PROBLEM STATEMENT
Copy all of the material word for word, except for the pictures.

##### DATA IN THIS EXERCISE #####

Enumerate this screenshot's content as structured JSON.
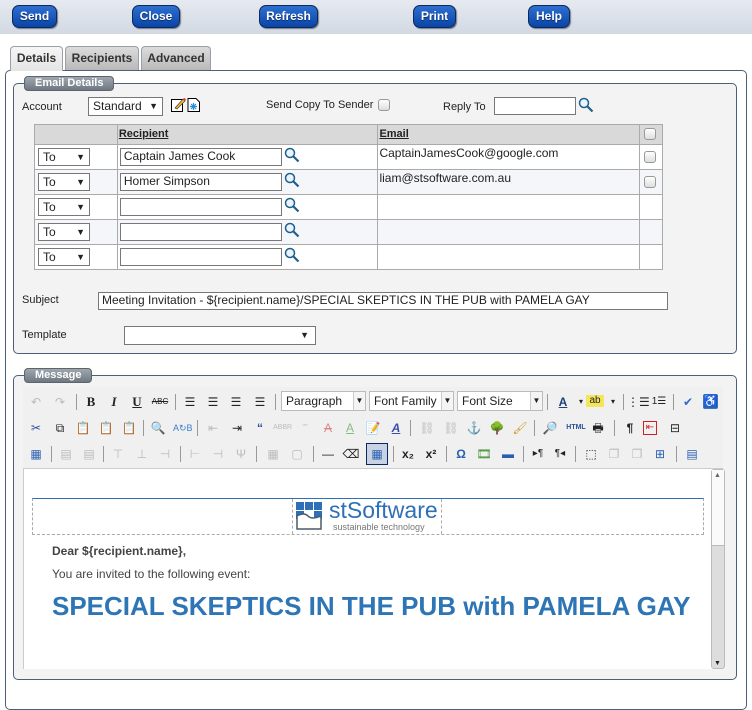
{
  "toolbar": {
    "send": "Send",
    "close": "Close",
    "refresh": "Refresh",
    "print": "Print",
    "help": "Help"
  },
  "tabs": [
    {
      "label": "Details",
      "active": true
    },
    {
      "label": "Recipients",
      "active": false
    },
    {
      "label": "Advanced",
      "active": false
    }
  ],
  "email_details": {
    "legend": "Email Details",
    "account_label": "Account",
    "account_value": "Standard",
    "send_copy_label": "Send Copy To Sender",
    "send_copy_checked": false,
    "reply_to_label": "Reply To",
    "reply_to_value": "",
    "table": {
      "headers": [
        "",
        "Recipient",
        "Email",
        ""
      ],
      "rows": [
        {
          "type": "To",
          "recipient": "Captain James Cook",
          "email": "CaptainJamesCook@google.com",
          "has_checkbox": true
        },
        {
          "type": "To",
          "recipient": "Homer Simpson",
          "email": "liam@stsoftware.com.au",
          "has_checkbox": true
        },
        {
          "type": "To",
          "recipient": "",
          "email": "",
          "has_checkbox": false
        },
        {
          "type": "To",
          "recipient": "",
          "email": "",
          "has_checkbox": false
        },
        {
          "type": "To",
          "recipient": "",
          "email": "",
          "has_checkbox": false
        }
      ]
    },
    "subject_label": "Subject",
    "subject_value": "Meeting Invitation - ${recipient.name}/SPECIAL SKEPTICS IN THE PUB with PAMELA GAY",
    "template_label": "Template",
    "template_value": ""
  },
  "message": {
    "legend": "Message",
    "format_dropdown": "Paragraph",
    "font_family_dropdown": "Font Family",
    "font_size_dropdown": "Font Size",
    "logo_name": "stSoftware",
    "logo_tagline": "sustainable technology",
    "greeting": "Dear ${recipient.name},",
    "intro": "You are invited to the following event:",
    "event_title": "SPECIAL SKEPTICS IN THE PUB with PAMELA GAY"
  },
  "colors": {
    "button_blue": "#0a44a8",
    "event_title": "#2e75b6",
    "logo_blue": "#2e6fb8"
  }
}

#####

IN RESPONSE
Enumerate this screenshot's content as structured JSON.
{
  "toolbar": {
    "send": "Send",
    "close": "Close",
    "refresh": "Refresh",
    "print": "Print",
    "help": "Help"
  },
  "tabs": [
    {
      "label": "Details",
      "active": true
    },
    {
      "label": "Recipients",
      "active": false
    },
    {
      "label": "Advanced",
      "active": false
    }
  ],
  "email_details": {
    "legend": "Email Details",
    "account_label": "Account",
    "account_value": "Standard",
    "send_copy_label": "Send Copy To Sender",
    "send_copy_checked": false,
    "reply_to_label": "Reply To",
    "reply_to_value": "",
    "table": {
      "headers": [
        "",
        "Recipient",
        "Email",
        ""
      ],
      "rows": [
        {
          "type": "To",
          "recipient": "Captain James Cook",
          "email": "CaptainJamesCook@google.com",
          "has_checkbox": true
        },
        {
          "type": "To",
          "recipient": "Homer Simpson",
          "email": "liam@stsoftware.com.au",
          "has_checkbox": true
        },
        {
          "type": "To",
          "recipient": "",
          "email": "",
          "has_checkbox": false
        },
        {
          "type": "To",
          "recipient": "",
          "email": "",
          "has_checkbox": false
        },
        {
          "type": "To",
          "recipient": "",
          "email": "",
          "has_checkbox": false
        }
      ]
    },
    "subject_label": "Subject",
    "subject_value": "Meeting Invitation - ${recipient.name}/SPECIAL SKEPTICS IN THE PUB with PAMELA GAY",
    "template_label": "Template",
    "template_value": ""
  },
  "message": {
    "legend": "Message",
    "format_dropdown": "Paragraph",
    "font_family_dropdown": "Font Family",
    "font_size_dropdown": "Font Size",
    "logo_name": "stSoftware",
    "logo_tagline": "sustainable technology",
    "greeting": "Dear ${recipient.name},",
    "intro": "You are invited to the following event:",
    "event_title": "SPECIAL SKEPTICS IN THE PUB with PAMELA GAY"
  },
  "colors": {
    "button_blue": "#0a44a8",
    "event_title": "#2e75b6",
    "logo_blue": "#2e6fb8"
  }
}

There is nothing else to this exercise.